* start *
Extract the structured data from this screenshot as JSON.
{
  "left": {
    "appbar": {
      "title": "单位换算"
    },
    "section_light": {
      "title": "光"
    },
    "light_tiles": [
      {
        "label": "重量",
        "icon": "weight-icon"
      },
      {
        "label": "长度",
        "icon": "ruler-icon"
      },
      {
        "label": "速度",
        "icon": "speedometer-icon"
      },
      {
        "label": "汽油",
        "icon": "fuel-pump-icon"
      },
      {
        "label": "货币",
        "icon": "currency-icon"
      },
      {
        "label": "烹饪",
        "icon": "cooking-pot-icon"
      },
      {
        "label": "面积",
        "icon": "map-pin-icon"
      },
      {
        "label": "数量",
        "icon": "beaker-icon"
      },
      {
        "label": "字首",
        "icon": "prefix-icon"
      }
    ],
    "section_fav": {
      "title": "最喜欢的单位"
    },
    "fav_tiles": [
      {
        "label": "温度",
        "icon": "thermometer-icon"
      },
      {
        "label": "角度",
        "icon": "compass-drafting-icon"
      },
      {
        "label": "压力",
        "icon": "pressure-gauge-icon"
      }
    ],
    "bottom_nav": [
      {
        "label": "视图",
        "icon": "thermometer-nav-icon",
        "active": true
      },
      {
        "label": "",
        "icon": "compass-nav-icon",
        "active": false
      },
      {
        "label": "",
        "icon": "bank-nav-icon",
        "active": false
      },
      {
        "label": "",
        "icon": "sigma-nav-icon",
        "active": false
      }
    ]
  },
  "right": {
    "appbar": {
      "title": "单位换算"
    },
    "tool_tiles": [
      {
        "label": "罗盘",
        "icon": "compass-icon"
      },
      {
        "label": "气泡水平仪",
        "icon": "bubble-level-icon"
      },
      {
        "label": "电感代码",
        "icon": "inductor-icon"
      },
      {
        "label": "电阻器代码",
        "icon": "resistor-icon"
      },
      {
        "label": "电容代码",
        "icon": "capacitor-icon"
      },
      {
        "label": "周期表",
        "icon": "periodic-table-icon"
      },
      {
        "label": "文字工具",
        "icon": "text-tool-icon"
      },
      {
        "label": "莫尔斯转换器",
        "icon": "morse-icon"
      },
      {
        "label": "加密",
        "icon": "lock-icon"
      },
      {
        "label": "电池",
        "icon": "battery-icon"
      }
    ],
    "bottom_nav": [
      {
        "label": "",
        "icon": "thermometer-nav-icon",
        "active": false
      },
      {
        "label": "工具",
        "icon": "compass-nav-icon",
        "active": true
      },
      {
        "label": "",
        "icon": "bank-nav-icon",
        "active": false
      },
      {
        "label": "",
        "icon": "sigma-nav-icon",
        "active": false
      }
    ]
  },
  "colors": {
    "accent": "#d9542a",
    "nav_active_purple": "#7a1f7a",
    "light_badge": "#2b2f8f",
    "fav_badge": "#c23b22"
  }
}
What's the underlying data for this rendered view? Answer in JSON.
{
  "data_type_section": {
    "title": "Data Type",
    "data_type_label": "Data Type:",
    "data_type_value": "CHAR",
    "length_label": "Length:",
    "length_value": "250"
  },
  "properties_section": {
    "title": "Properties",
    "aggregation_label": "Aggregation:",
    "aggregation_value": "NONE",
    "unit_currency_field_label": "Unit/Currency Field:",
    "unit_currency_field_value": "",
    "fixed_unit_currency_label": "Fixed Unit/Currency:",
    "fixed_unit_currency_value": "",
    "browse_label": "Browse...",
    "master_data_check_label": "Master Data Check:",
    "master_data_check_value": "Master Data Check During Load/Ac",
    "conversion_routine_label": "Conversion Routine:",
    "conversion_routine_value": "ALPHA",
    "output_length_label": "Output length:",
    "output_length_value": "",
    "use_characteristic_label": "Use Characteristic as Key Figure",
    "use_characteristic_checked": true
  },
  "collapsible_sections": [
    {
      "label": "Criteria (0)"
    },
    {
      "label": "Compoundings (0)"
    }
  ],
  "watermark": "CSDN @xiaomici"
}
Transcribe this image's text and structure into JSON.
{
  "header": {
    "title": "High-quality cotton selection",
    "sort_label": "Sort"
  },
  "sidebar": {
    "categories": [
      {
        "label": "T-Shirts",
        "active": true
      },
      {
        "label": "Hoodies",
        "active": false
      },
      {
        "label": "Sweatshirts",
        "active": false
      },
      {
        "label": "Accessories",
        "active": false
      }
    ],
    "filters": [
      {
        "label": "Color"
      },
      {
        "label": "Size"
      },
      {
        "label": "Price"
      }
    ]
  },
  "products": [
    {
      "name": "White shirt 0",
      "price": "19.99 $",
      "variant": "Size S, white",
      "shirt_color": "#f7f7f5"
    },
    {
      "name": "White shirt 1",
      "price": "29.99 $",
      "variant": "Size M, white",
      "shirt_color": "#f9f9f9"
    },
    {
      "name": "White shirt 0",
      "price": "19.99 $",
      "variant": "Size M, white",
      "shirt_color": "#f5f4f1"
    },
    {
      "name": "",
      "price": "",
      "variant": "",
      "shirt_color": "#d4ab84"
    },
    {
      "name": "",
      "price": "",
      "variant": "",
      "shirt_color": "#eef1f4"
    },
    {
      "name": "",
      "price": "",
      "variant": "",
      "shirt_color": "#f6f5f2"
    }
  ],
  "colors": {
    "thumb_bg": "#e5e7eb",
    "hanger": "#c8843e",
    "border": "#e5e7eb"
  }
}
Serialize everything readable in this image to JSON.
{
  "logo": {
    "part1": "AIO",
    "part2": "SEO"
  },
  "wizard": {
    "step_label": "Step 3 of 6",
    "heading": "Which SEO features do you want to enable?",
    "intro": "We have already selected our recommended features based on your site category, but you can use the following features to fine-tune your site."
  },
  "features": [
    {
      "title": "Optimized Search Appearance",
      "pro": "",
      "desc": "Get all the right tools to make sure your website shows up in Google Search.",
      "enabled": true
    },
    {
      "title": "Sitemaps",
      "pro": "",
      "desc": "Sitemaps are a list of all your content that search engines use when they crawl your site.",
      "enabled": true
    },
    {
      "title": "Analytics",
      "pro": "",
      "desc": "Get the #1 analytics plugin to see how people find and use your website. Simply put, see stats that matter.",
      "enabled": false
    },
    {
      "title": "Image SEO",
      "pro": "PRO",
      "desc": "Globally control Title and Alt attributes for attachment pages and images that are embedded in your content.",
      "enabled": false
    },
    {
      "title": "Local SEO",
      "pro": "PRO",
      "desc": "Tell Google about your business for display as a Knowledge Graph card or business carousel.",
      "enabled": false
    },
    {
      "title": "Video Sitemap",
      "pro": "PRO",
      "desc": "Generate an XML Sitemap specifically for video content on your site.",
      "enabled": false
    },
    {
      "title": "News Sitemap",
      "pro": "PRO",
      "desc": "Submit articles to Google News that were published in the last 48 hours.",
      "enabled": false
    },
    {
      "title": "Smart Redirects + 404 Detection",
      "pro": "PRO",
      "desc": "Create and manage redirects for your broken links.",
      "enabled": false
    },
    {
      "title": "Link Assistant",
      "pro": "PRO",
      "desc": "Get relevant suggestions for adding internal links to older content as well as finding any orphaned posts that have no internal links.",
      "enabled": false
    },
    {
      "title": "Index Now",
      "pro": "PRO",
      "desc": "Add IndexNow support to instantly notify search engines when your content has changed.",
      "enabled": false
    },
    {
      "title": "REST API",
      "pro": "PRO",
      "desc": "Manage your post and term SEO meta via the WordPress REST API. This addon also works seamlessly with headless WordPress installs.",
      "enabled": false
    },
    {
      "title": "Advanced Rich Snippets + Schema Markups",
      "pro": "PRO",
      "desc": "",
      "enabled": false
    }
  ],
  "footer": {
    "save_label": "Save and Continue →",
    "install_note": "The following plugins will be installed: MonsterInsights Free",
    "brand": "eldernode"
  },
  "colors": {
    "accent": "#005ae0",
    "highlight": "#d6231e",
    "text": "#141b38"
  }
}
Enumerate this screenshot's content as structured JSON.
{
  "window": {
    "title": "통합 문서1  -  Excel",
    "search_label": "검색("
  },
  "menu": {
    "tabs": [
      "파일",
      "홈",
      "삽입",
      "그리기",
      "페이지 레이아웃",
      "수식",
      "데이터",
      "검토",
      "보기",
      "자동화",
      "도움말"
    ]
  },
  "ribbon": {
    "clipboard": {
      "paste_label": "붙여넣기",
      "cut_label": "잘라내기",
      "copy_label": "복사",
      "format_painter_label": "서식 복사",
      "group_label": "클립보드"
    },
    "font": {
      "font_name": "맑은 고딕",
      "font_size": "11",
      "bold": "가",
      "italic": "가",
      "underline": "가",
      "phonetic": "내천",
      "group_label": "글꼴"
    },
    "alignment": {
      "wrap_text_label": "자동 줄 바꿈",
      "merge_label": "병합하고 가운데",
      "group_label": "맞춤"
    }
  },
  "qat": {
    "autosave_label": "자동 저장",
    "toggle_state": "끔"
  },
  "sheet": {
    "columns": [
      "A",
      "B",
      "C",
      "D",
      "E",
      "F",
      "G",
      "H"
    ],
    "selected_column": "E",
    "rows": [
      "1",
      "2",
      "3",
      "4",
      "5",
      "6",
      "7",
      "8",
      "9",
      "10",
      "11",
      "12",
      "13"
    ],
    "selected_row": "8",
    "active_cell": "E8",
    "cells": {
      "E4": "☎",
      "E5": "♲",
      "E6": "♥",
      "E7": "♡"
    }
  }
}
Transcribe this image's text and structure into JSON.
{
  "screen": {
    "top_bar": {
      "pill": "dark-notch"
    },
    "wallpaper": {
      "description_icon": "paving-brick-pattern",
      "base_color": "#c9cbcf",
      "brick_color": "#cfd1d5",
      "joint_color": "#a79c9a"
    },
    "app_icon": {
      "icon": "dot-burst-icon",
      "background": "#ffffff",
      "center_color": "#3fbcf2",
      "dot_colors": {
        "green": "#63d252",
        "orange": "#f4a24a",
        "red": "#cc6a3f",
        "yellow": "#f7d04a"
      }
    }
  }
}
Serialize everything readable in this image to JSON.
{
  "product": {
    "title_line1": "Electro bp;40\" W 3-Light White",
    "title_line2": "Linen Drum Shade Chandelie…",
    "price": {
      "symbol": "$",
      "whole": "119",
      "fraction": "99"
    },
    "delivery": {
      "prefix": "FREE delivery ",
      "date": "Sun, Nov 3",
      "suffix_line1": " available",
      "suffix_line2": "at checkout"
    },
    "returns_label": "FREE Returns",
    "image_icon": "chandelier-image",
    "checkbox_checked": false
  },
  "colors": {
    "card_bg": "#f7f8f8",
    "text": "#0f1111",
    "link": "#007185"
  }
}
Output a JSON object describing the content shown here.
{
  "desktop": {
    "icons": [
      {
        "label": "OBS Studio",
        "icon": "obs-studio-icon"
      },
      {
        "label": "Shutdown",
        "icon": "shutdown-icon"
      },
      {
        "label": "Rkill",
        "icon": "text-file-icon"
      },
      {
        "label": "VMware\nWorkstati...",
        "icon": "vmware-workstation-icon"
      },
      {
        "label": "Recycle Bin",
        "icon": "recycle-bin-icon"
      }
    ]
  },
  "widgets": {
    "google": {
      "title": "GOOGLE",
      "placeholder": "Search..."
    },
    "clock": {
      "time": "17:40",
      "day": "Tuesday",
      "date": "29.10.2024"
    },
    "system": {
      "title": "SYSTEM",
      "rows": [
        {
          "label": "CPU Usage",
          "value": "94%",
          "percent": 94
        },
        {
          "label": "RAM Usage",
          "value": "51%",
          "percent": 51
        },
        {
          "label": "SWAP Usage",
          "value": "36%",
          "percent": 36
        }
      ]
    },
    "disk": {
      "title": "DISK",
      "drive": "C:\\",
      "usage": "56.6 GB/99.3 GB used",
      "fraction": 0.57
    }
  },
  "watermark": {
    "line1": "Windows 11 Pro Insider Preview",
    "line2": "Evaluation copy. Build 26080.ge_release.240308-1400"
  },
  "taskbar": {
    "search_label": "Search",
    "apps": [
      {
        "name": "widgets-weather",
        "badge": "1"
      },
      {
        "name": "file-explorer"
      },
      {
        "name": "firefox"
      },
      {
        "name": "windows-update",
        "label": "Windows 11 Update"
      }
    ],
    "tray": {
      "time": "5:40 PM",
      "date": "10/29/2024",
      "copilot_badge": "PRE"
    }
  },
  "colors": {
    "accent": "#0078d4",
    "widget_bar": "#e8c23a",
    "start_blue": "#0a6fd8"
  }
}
* end *
> [GIVEN EXERCISE]
Within the entries above, work out how many lines contain the word "Master". The number alone is the answer.

> [EXERCISE SOLUTION]
2